begin
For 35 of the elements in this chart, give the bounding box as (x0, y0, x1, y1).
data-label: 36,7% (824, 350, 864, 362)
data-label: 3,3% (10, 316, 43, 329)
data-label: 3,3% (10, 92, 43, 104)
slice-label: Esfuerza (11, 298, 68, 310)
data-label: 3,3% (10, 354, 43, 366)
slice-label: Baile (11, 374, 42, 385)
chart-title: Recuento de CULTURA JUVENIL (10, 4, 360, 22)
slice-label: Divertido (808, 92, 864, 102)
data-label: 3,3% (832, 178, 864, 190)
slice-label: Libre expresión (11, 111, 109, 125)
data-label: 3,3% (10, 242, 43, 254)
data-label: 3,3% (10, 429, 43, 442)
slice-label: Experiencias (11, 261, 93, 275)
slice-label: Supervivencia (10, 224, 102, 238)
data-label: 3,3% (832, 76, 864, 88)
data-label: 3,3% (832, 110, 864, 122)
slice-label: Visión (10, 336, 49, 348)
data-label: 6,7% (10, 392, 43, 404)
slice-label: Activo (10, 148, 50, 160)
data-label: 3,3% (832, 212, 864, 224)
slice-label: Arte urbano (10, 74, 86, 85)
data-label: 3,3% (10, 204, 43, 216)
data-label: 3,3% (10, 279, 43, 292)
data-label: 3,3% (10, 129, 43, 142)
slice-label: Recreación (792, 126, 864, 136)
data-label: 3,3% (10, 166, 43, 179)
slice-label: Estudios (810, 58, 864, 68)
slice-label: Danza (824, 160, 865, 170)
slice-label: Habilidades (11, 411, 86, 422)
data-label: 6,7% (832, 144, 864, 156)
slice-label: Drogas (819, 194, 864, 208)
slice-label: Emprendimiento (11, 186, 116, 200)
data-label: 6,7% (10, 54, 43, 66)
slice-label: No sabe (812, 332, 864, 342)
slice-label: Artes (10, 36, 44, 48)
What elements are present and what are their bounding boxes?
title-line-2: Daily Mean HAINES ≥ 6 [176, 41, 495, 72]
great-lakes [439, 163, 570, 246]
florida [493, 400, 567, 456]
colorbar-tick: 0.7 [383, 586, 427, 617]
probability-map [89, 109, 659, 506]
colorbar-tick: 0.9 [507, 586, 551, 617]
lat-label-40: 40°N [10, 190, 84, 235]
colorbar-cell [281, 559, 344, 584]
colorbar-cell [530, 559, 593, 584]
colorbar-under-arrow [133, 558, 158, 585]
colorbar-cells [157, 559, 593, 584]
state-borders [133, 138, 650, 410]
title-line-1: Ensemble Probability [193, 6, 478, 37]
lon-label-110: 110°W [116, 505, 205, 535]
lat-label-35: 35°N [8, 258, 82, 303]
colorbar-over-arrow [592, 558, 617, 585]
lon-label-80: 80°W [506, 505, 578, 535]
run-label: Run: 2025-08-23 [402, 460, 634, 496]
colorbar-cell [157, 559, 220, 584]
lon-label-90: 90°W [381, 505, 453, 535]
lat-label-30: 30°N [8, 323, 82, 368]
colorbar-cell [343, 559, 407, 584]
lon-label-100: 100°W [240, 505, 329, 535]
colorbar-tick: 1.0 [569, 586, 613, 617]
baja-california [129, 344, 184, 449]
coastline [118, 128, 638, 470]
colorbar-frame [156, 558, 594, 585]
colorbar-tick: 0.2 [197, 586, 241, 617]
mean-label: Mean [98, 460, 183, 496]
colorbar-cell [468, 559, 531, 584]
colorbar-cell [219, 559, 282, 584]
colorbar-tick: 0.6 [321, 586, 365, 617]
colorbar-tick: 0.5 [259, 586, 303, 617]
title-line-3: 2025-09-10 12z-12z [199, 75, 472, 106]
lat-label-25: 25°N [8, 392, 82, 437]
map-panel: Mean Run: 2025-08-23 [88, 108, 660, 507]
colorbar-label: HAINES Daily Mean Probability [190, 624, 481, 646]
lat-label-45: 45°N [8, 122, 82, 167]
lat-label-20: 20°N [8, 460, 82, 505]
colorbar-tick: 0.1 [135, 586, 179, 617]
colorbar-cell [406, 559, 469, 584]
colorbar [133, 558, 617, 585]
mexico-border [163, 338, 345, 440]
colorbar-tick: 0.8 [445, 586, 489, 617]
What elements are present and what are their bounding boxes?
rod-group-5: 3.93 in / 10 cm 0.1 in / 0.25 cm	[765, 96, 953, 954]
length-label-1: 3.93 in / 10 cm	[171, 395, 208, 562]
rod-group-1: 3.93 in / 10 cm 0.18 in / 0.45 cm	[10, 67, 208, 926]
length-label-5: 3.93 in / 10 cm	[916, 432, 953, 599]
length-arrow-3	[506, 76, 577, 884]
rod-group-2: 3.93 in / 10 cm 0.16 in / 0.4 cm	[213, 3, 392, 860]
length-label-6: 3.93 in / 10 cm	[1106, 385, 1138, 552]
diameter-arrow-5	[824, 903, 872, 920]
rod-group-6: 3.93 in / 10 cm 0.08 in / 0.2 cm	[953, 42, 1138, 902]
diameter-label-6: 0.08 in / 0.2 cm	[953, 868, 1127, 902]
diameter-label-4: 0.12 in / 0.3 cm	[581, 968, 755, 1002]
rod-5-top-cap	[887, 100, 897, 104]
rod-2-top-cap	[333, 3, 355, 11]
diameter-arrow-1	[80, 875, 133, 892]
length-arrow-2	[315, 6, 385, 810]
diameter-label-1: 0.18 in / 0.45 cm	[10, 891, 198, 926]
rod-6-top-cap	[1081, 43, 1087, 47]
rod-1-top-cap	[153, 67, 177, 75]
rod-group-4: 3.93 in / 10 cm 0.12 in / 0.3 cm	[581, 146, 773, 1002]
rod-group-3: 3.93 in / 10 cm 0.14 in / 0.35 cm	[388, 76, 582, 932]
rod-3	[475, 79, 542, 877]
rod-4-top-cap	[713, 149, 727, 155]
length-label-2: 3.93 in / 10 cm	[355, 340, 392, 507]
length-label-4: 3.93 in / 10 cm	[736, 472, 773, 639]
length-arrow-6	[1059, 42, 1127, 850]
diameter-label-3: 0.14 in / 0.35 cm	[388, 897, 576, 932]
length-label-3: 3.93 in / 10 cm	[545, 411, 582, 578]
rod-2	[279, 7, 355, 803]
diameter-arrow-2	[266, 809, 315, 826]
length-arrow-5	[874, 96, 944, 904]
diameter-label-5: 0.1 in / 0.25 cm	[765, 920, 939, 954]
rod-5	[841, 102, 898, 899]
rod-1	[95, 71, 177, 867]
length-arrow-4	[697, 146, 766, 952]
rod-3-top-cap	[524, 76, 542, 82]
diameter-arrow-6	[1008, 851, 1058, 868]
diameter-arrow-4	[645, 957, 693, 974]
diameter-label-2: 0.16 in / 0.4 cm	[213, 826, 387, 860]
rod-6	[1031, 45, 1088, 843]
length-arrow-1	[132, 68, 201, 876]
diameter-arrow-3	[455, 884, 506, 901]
end
Which lines in the items above contain the string "Mean"? Case matters, so copy only the lines that match that capitalization, each in full and unchanged.

### RESULT OF THE TASK
title-line-2: Daily Mean HAINES ≥ 6 [176, 41, 495, 72]
mean-label: Mean [98, 460, 183, 496]
map-panel: Mean Run: 2025-08-23 [88, 108, 660, 507]
colorbar-label: HAINES Daily Mean Probability [190, 624, 481, 646]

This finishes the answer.